▶ _Task directions_
Quote the whole listing word for word. Do not include the pictures.

▶ _Stored data_
+---+
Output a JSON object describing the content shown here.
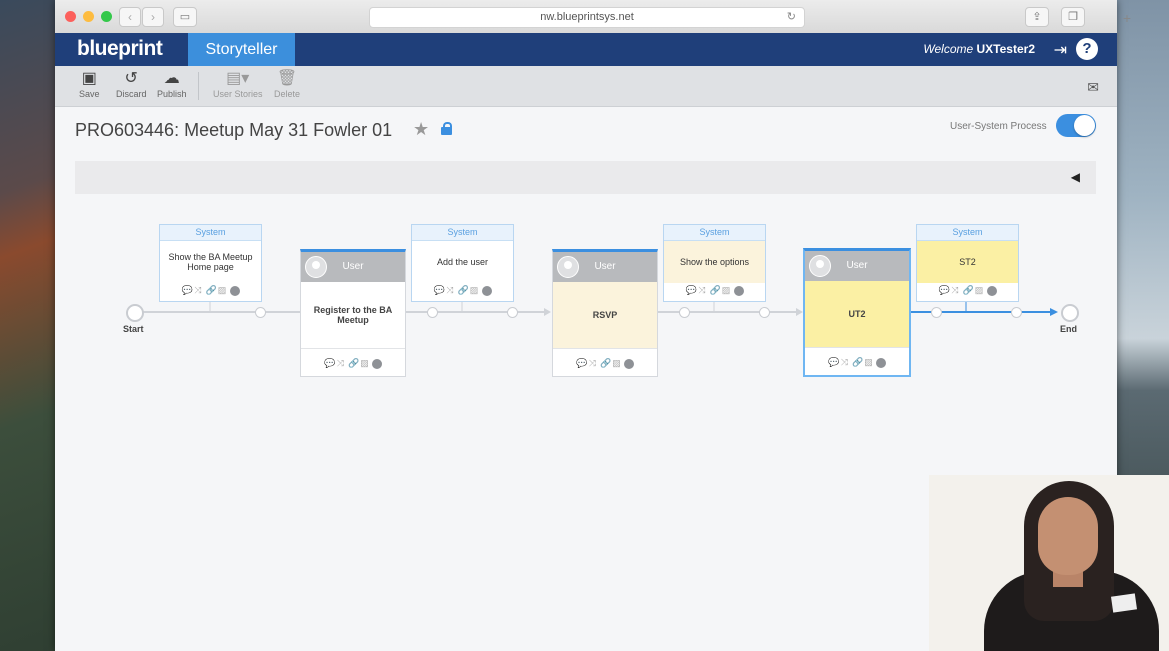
{
  "browser": {
    "url": "nw.blueprintsys.net",
    "back_icon": "chevron-left",
    "forward_icon": "chevron-right"
  },
  "app": {
    "logo": "blueprint",
    "active_tab": "Storyteller",
    "welcome_prefix": "Welcome",
    "username": "UXTester2"
  },
  "toolbar": {
    "save": "Save",
    "discard": "Discard",
    "publish": "Publish",
    "user_stories": "User Stories",
    "delete": "Delete"
  },
  "page": {
    "title": "PRO603446: Meetup May 31 Fowler 01",
    "toggle_label": "User-System Process",
    "toggle_on": true
  },
  "process": {
    "start_label": "Start",
    "end_label": "End",
    "system_header": "System",
    "user_header": "User",
    "system_tasks": [
      {
        "text": "Show the BA Meetup Home page",
        "fill": "white"
      },
      {
        "text": "Add the user",
        "fill": "white"
      },
      {
        "text": "Show the options",
        "fill": "cream"
      },
      {
        "text": "ST2",
        "fill": "yellow"
      }
    ],
    "user_tasks": [
      {
        "text": "Register to the BA Meetup",
        "fill": "white"
      },
      {
        "text": "RSVP",
        "fill": "cream"
      },
      {
        "text": "UT2",
        "fill": "yellow",
        "selected": true
      }
    ],
    "accent_color": "#3b8fe0"
  }
}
+---+
▶ _Solution below_
Output a JSON object describing the content shown here.
{
  "browser": {
    "url": "nw.blueprintsys.net",
    "back_icon": "chevron-left",
    "forward_icon": "chevron-right"
  },
  "app": {
    "logo": "blueprint",
    "active_tab": "Storyteller",
    "welcome_prefix": "Welcome",
    "username": "UXTester2"
  },
  "toolbar": {
    "save": "Save",
    "discard": "Discard",
    "publish": "Publish",
    "user_stories": "User Stories",
    "delete": "Delete"
  },
  "page": {
    "title": "PRO603446: Meetup May 31 Fowler 01",
    "toggle_label": "User-System Process",
    "toggle_on": true
  },
  "process": {
    "start_label": "Start",
    "end_label": "End",
    "system_header": "System",
    "user_header": "User",
    "system_tasks": [
      {
        "text": "Show the BA Meetup Home page",
        "fill": "white"
      },
      {
        "text": "Add the user",
        "fill": "white"
      },
      {
        "text": "Show the options",
        "fill": "cream"
      },
      {
        "text": "ST2",
        "fill": "yellow"
      }
    ],
    "user_tasks": [
      {
        "text": "Register to the BA Meetup",
        "fill": "white"
      },
      {
        "text": "RSVP",
        "fill": "cream"
      },
      {
        "text": "UT2",
        "fill": "yellow",
        "selected": true
      }
    ],
    "accent_color": "#3b8fe0"
  }
}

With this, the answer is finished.